- SHORT EXERCISE:
Find all lines in the listing that include the word "category", then copy them.

- ENTRIES SHOWN:
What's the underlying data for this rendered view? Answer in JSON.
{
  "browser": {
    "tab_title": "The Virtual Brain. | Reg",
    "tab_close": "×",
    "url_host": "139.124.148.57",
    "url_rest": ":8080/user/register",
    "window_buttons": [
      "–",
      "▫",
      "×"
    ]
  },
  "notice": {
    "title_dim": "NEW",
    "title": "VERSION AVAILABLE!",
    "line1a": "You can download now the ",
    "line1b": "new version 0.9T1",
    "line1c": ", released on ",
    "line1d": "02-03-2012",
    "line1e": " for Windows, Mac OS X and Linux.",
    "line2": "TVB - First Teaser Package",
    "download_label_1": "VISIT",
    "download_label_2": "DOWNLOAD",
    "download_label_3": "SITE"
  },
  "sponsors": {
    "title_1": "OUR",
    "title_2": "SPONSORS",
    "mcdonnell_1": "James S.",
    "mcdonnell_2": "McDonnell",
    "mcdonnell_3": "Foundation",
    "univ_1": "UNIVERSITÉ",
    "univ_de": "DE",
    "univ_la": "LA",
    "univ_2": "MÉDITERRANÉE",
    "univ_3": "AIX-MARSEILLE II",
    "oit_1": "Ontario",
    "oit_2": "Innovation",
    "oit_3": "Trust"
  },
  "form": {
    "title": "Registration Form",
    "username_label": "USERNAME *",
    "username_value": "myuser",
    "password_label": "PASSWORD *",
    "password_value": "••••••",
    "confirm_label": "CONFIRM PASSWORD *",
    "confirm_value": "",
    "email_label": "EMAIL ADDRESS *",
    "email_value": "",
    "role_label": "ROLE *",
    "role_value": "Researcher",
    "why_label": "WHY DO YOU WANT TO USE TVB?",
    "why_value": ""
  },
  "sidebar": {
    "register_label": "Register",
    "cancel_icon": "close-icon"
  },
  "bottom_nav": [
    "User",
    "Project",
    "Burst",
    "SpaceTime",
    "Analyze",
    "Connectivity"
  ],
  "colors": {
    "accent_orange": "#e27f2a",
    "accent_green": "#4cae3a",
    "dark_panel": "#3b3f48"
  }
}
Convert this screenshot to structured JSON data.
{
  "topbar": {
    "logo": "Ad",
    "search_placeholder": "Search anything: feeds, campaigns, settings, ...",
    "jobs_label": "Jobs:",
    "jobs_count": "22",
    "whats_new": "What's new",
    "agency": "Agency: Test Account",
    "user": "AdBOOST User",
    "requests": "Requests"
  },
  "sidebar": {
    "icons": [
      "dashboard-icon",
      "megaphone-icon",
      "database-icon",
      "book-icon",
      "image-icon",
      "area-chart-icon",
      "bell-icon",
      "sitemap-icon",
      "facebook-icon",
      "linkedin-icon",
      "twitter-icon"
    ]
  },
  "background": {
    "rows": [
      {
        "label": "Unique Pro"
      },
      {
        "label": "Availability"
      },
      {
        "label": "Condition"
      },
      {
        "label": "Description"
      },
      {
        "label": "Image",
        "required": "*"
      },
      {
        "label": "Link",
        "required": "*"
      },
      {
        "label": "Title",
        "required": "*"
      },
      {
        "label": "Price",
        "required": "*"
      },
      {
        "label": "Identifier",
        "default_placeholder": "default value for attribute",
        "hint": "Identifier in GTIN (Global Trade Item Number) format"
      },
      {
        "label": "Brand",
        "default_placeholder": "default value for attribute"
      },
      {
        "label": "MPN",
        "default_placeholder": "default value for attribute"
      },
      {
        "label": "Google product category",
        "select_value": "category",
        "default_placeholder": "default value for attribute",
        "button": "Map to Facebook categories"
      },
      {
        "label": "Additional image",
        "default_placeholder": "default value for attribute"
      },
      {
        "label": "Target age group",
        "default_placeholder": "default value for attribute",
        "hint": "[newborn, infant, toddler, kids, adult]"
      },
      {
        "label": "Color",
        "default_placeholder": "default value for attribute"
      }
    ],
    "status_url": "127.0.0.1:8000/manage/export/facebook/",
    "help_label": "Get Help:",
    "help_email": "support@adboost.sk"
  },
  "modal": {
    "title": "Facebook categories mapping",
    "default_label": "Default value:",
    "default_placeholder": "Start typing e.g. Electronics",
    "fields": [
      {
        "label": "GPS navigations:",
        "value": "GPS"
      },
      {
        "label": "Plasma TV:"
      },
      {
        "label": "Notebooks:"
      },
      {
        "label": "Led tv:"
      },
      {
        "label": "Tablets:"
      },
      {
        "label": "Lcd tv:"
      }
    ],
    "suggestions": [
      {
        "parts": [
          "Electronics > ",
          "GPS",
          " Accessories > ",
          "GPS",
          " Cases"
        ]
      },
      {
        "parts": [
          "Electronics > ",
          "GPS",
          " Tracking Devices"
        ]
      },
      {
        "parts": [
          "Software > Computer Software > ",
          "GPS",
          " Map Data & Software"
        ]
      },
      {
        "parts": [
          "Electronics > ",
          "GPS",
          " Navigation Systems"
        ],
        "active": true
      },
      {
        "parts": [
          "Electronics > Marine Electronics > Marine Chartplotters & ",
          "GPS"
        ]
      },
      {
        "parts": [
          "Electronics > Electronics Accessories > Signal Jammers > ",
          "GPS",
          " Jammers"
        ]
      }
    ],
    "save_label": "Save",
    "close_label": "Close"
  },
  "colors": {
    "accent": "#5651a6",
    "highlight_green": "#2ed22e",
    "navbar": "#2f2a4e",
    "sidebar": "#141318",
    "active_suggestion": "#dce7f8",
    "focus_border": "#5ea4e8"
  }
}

- THE RESULT:
        "label": "Google product category",
        "select_value": "category",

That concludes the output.